§ Records to process:
*-*-*

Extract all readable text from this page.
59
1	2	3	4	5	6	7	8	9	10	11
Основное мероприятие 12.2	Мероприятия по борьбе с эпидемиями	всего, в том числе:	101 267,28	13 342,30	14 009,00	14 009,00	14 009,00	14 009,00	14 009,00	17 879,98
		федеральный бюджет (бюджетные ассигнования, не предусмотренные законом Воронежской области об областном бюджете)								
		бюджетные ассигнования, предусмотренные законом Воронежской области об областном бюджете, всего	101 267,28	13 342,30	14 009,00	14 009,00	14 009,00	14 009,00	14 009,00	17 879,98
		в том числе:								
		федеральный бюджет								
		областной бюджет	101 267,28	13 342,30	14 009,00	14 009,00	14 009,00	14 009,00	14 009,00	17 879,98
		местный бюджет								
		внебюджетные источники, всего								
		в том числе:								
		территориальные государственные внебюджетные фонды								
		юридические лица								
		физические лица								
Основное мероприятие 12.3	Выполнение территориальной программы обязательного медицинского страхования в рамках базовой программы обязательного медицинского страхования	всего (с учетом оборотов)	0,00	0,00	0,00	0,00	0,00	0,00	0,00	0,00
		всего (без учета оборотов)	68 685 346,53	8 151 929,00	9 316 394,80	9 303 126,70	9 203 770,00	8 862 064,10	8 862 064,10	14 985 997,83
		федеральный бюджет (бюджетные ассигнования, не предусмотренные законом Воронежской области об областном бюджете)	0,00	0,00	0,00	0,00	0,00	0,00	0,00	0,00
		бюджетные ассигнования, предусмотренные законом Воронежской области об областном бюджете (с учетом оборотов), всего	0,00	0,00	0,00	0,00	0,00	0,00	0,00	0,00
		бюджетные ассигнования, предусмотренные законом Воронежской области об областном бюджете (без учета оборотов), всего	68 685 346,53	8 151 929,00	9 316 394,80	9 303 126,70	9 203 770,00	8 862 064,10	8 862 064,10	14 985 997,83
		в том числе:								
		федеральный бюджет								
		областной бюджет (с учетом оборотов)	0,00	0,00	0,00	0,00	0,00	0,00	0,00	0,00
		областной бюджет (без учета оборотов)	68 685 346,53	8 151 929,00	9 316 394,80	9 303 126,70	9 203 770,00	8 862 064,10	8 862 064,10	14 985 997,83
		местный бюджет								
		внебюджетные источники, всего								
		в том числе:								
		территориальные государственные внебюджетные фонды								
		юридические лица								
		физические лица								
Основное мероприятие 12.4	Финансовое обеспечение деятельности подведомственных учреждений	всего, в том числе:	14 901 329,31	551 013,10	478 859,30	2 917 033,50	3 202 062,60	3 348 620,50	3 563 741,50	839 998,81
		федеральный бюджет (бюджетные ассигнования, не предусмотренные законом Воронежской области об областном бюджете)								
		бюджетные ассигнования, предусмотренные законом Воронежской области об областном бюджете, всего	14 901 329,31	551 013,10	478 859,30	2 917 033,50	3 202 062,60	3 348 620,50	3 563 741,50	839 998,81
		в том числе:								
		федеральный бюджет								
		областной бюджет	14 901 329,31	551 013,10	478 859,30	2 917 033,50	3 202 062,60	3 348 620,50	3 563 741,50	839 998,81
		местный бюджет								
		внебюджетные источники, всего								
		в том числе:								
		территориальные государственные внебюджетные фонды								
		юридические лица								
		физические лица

*-*-*

§ Given task:
Search the data above for the string "областной" and copy each line that has it.

§ Worked answer:
		областной бюджет	101 267,28	13 342,30	14 009,00	14 009,00	14 009,00	14 009,00	14 009,00	17 879,98
		областной бюджет (с учетом оборотов)	0,00	0,00	0,00	0,00	0,00	0,00	0,00	0,00
		областной бюджет (без учета оборотов)	68 685 346,53	8 151 929,00	9 316 394,80	9 303 126,70	9 203 770,00	8 862 064,10	8 862 064,10	14 985 997,83
		областной бюджет	14 901 329,31	551 013,10	478 859,30	2 917 033,50	3 202 062,60	3 348 620,50	3 563 741,50	839 998,81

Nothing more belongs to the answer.